→ Material supplied
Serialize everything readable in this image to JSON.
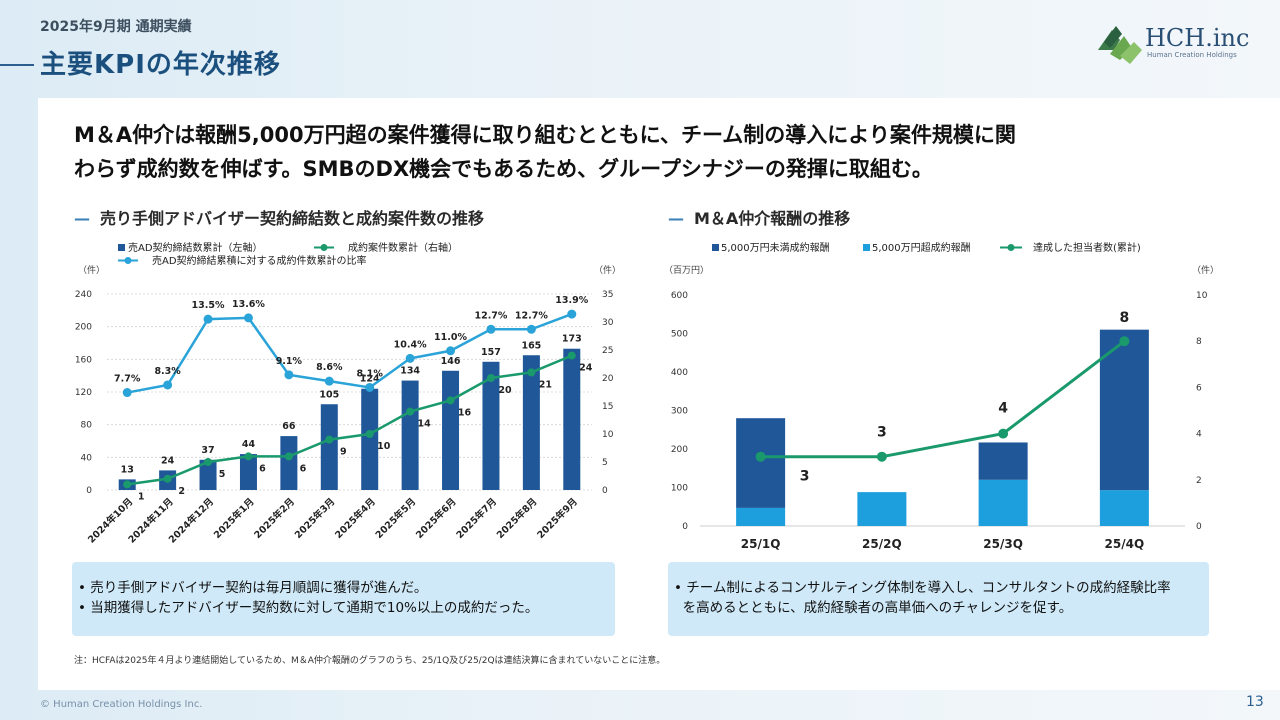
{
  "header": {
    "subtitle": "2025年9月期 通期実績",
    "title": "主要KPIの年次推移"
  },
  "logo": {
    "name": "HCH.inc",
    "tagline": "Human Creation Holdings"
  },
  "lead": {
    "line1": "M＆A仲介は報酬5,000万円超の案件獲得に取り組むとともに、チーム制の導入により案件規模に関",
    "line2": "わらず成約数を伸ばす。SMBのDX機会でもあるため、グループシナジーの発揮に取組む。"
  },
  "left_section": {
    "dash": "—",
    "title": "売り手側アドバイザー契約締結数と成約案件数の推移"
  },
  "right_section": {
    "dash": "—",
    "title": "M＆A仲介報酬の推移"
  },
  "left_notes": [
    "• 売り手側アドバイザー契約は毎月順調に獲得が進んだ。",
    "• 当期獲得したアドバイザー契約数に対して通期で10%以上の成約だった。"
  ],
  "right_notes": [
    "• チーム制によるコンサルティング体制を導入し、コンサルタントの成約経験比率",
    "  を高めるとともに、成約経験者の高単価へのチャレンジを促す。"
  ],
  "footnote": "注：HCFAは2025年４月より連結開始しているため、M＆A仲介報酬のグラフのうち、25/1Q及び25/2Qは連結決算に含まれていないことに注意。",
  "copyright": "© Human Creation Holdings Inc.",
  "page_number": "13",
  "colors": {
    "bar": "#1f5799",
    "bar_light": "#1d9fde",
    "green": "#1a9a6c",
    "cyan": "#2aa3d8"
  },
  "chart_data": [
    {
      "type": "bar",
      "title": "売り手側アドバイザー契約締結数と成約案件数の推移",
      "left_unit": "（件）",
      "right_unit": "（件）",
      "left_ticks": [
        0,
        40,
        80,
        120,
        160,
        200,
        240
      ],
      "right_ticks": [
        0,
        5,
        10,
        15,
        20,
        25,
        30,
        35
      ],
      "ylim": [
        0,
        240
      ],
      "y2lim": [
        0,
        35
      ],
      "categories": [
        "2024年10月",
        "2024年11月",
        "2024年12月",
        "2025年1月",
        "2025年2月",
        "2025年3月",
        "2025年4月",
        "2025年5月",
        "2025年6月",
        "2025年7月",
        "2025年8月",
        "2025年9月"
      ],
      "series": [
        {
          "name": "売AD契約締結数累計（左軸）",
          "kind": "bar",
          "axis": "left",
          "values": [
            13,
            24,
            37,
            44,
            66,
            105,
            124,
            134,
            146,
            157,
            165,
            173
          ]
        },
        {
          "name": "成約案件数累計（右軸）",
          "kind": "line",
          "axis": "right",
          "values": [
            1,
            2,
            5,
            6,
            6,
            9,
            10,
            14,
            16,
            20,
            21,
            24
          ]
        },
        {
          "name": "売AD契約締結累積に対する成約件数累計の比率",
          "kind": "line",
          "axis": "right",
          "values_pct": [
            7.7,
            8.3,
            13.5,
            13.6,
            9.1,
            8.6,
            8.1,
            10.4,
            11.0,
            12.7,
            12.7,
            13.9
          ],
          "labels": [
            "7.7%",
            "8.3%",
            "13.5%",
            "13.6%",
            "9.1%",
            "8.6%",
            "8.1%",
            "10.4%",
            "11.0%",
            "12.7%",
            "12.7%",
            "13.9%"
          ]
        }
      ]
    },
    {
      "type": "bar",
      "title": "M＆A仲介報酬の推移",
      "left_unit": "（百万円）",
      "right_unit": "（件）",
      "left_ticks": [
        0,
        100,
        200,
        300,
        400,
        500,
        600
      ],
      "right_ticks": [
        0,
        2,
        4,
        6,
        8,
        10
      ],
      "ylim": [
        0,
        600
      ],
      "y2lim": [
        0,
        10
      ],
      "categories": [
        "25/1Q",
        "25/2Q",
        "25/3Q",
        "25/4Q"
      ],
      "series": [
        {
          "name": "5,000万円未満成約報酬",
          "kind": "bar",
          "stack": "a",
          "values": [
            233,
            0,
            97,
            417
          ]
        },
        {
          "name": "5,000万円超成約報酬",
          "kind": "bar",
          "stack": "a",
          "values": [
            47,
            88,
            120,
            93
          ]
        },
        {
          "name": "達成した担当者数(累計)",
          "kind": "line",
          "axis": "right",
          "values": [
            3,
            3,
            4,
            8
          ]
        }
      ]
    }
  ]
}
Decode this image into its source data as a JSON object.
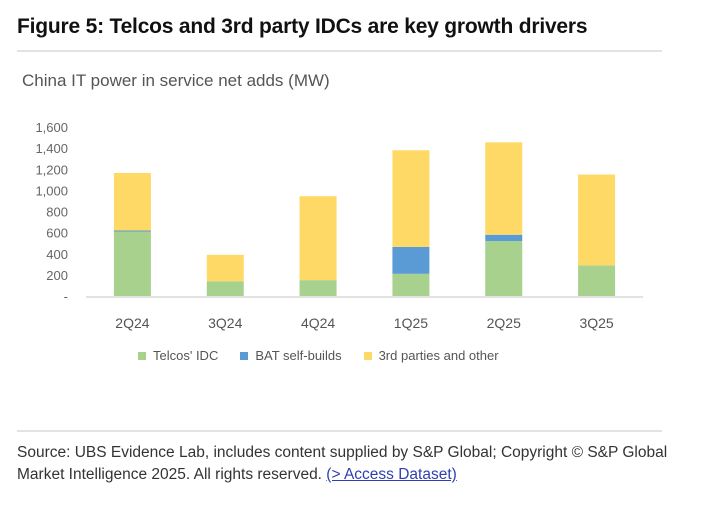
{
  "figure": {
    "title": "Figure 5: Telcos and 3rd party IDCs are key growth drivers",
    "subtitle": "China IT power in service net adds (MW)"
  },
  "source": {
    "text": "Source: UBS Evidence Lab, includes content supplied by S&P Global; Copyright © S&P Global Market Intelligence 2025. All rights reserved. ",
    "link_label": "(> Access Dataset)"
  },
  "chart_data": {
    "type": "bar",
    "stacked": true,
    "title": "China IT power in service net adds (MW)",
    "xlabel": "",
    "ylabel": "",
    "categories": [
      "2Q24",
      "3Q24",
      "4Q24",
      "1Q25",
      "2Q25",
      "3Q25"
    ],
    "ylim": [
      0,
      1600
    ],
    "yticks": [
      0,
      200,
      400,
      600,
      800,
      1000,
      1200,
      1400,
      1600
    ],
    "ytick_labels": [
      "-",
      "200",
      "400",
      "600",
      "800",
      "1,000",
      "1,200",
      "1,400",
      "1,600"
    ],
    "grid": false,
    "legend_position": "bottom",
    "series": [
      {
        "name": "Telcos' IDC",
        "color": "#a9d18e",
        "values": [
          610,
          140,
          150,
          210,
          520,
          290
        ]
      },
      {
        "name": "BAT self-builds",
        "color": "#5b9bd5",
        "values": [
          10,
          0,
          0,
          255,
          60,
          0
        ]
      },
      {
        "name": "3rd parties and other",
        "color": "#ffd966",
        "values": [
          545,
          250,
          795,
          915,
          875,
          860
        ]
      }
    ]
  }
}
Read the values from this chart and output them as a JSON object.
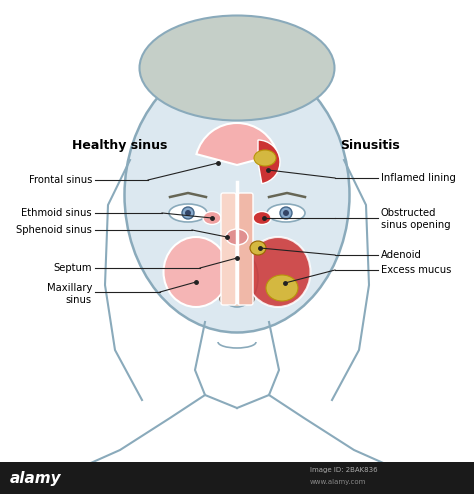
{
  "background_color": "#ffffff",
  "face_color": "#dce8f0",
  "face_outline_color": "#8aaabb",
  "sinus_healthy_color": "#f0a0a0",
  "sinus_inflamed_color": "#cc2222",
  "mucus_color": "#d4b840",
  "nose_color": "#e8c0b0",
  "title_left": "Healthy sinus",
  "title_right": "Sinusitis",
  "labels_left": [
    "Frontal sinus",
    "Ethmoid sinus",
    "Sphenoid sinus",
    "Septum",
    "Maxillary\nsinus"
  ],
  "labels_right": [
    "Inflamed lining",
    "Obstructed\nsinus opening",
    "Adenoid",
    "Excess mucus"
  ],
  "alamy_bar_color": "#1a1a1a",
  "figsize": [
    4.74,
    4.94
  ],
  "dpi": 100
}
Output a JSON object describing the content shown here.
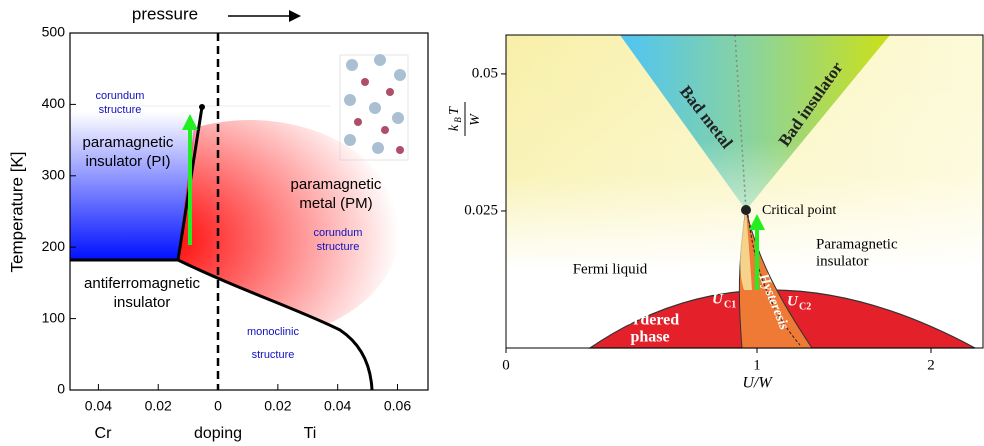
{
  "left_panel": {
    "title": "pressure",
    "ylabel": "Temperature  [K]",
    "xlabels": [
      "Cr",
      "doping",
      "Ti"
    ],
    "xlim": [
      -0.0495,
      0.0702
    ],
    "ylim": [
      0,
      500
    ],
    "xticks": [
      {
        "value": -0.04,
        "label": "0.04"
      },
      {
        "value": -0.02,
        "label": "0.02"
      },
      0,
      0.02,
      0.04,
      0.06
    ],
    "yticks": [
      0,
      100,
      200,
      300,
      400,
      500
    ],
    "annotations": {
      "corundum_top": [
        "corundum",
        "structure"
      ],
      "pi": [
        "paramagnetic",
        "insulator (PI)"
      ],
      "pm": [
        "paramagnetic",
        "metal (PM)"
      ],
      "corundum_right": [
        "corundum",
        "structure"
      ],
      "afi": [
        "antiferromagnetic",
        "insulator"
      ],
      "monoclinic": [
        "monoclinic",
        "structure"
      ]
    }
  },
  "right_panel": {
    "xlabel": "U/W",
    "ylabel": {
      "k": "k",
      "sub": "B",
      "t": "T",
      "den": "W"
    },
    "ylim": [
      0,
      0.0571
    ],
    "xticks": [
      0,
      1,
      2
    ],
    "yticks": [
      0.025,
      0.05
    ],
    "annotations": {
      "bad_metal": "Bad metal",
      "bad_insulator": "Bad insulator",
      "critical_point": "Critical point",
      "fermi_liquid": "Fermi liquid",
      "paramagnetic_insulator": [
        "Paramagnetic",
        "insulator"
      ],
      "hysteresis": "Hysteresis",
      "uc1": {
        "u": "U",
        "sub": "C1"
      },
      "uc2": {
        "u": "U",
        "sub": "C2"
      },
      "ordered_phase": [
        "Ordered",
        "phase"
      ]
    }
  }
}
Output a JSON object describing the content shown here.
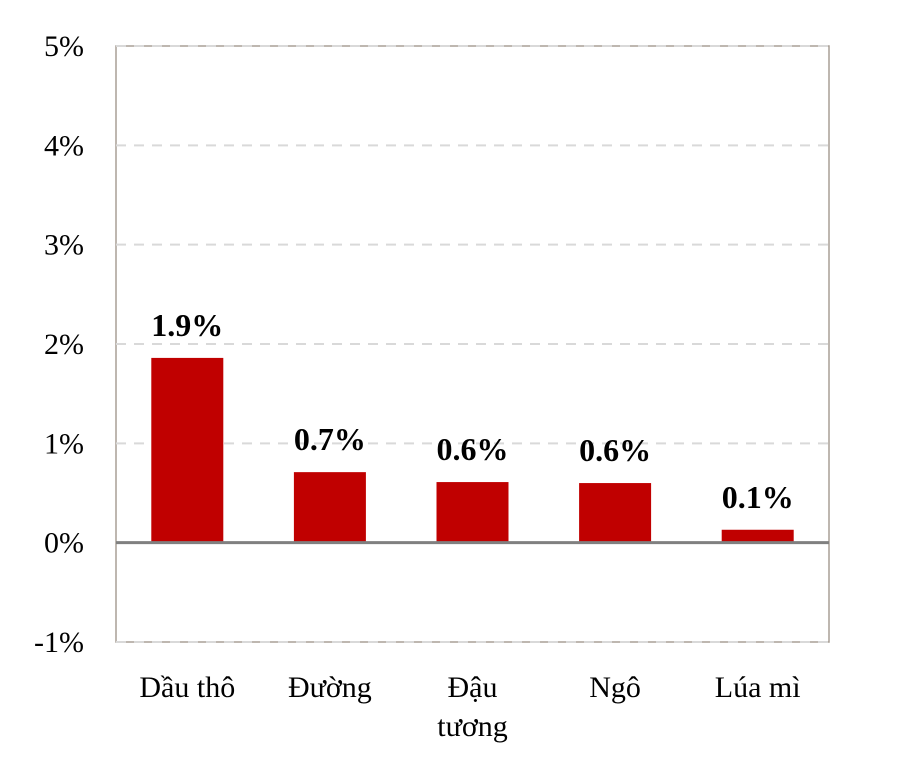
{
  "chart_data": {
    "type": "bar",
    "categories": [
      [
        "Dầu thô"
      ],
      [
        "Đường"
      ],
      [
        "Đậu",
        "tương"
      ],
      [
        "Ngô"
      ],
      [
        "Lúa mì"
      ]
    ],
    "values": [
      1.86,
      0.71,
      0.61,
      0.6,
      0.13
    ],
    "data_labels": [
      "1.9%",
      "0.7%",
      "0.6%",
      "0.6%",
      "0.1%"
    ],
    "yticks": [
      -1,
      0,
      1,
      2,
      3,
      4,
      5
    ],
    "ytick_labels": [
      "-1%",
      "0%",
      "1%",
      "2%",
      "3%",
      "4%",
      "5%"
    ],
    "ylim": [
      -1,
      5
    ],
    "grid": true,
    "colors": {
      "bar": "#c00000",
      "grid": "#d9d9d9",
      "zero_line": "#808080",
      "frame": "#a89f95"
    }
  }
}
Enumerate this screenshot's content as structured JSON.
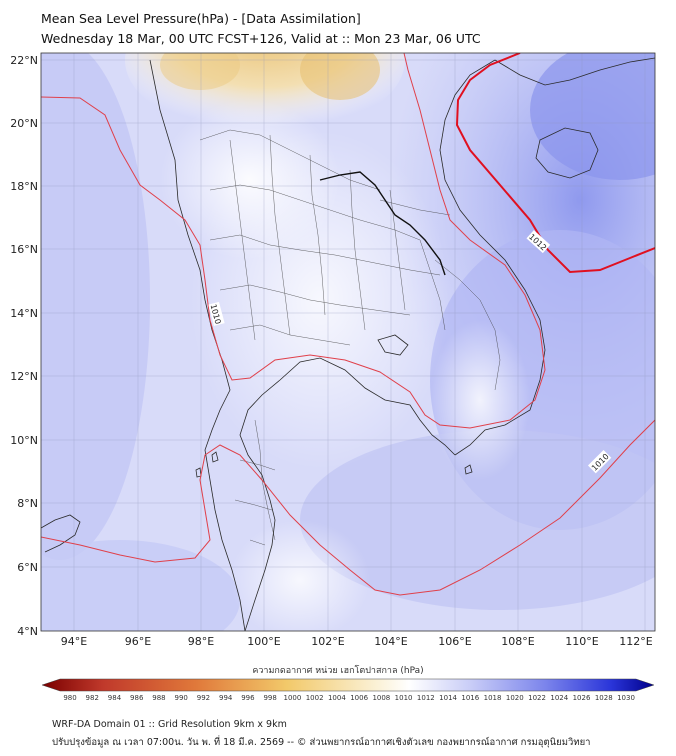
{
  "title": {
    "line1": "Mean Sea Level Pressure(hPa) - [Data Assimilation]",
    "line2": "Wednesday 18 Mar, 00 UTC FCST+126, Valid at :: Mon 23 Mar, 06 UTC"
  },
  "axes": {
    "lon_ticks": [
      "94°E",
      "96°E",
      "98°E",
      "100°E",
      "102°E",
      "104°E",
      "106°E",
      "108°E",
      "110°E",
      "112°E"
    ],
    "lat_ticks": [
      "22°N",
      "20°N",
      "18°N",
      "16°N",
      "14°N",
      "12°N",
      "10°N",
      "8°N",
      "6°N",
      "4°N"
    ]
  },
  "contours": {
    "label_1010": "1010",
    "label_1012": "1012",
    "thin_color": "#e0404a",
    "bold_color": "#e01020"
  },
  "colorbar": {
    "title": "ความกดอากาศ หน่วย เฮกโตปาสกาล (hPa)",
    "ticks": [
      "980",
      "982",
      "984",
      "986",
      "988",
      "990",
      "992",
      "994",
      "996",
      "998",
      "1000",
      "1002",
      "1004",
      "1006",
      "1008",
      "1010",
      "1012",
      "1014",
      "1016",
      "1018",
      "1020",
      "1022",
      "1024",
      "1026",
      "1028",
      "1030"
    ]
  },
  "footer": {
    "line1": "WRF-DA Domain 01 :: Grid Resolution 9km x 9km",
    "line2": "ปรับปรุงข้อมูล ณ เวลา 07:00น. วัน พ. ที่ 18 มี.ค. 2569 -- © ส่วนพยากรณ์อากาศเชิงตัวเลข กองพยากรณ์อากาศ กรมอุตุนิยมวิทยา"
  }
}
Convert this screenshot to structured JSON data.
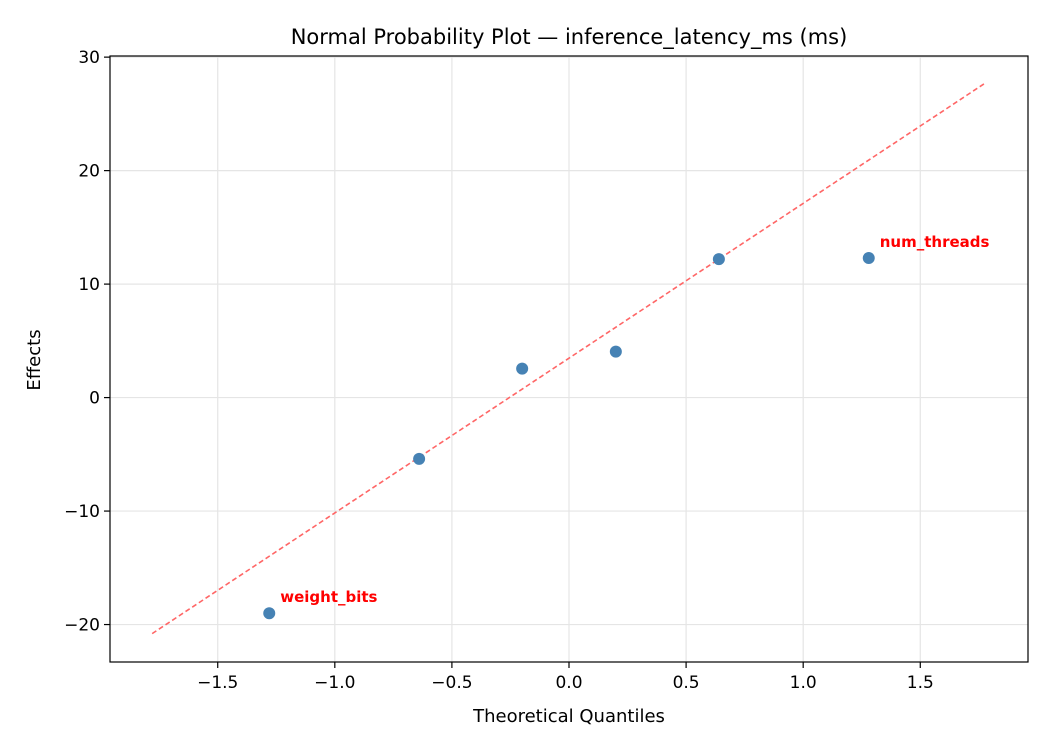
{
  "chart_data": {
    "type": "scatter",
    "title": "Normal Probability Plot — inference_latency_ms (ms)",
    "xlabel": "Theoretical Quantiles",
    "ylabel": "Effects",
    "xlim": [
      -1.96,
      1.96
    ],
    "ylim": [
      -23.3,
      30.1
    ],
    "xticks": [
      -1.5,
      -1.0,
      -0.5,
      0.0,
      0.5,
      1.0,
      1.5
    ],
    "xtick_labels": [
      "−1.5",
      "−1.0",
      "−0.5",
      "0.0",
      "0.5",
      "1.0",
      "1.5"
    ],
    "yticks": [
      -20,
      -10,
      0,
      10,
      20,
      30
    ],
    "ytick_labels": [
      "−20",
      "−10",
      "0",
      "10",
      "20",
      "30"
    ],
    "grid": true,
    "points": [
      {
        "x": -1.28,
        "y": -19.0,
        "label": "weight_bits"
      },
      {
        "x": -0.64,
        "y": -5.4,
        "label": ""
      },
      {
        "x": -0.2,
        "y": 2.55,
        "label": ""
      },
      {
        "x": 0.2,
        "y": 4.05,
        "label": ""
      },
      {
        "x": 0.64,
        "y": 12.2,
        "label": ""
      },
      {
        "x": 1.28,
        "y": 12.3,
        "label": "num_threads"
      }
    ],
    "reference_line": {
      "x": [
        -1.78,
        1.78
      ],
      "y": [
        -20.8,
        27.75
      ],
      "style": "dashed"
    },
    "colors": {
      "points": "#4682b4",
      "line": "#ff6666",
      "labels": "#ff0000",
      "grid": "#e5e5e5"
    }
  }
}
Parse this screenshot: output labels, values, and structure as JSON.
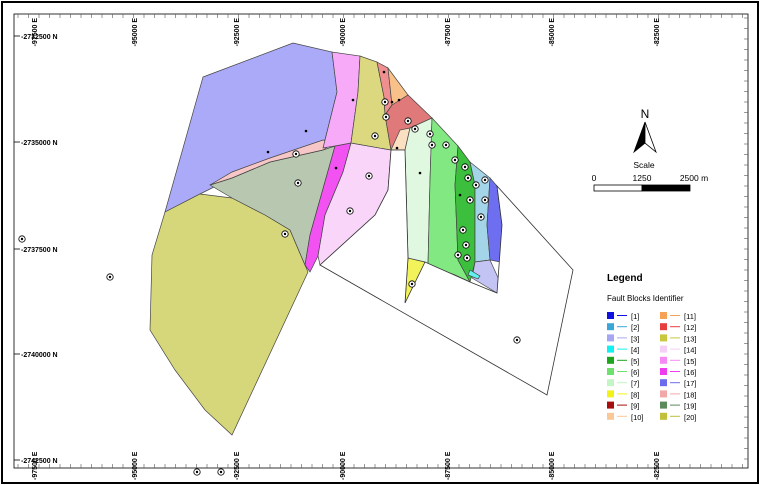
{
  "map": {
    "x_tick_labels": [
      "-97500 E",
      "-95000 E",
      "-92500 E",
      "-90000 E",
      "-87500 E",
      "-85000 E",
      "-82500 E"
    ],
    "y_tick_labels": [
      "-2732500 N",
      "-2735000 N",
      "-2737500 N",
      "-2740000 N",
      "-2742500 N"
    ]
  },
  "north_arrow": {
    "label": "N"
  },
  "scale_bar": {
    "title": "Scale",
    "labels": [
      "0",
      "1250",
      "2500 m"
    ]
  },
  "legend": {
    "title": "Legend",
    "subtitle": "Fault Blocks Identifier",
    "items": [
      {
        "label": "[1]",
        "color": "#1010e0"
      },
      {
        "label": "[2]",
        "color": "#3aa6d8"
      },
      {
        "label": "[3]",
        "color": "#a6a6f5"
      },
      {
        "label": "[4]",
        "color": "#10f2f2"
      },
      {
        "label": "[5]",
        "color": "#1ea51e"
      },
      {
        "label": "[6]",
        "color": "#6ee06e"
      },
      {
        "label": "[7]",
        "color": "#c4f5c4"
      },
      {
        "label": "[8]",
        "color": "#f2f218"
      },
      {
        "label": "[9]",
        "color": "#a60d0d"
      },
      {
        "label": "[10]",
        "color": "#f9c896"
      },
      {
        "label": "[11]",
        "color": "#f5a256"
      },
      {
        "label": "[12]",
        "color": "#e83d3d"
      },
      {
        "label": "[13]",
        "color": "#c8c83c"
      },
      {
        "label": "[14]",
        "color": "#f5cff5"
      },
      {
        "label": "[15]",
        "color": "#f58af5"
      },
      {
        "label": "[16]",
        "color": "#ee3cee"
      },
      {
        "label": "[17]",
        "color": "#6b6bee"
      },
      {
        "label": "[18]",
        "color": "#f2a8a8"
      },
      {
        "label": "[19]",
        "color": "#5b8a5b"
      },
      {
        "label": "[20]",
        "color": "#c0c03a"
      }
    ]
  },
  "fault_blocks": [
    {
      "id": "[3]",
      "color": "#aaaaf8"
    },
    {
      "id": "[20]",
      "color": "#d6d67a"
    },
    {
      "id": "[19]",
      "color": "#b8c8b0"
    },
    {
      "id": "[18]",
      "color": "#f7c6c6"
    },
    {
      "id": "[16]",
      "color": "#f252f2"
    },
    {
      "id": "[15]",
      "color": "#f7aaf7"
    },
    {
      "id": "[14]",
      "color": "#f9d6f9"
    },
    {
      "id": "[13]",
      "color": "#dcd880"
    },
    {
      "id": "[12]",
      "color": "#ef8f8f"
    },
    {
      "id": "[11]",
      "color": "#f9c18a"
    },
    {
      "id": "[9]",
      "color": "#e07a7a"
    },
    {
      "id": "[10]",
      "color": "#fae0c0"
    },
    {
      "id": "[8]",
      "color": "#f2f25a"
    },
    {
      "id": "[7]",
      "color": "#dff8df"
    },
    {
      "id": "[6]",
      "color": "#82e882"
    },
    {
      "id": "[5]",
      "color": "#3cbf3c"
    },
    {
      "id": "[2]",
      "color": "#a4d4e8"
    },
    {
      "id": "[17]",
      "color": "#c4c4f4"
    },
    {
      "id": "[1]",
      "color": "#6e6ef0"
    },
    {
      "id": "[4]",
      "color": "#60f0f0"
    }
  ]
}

→ Task
Show every line where the string "object" appears.

→ Exercise result
Decode this image into its source data as a JSON object.
Read the values from this chart and output them as a JSON object.
Output a JSON object describing the content shown here.
Output a JSON object describing the content shown here.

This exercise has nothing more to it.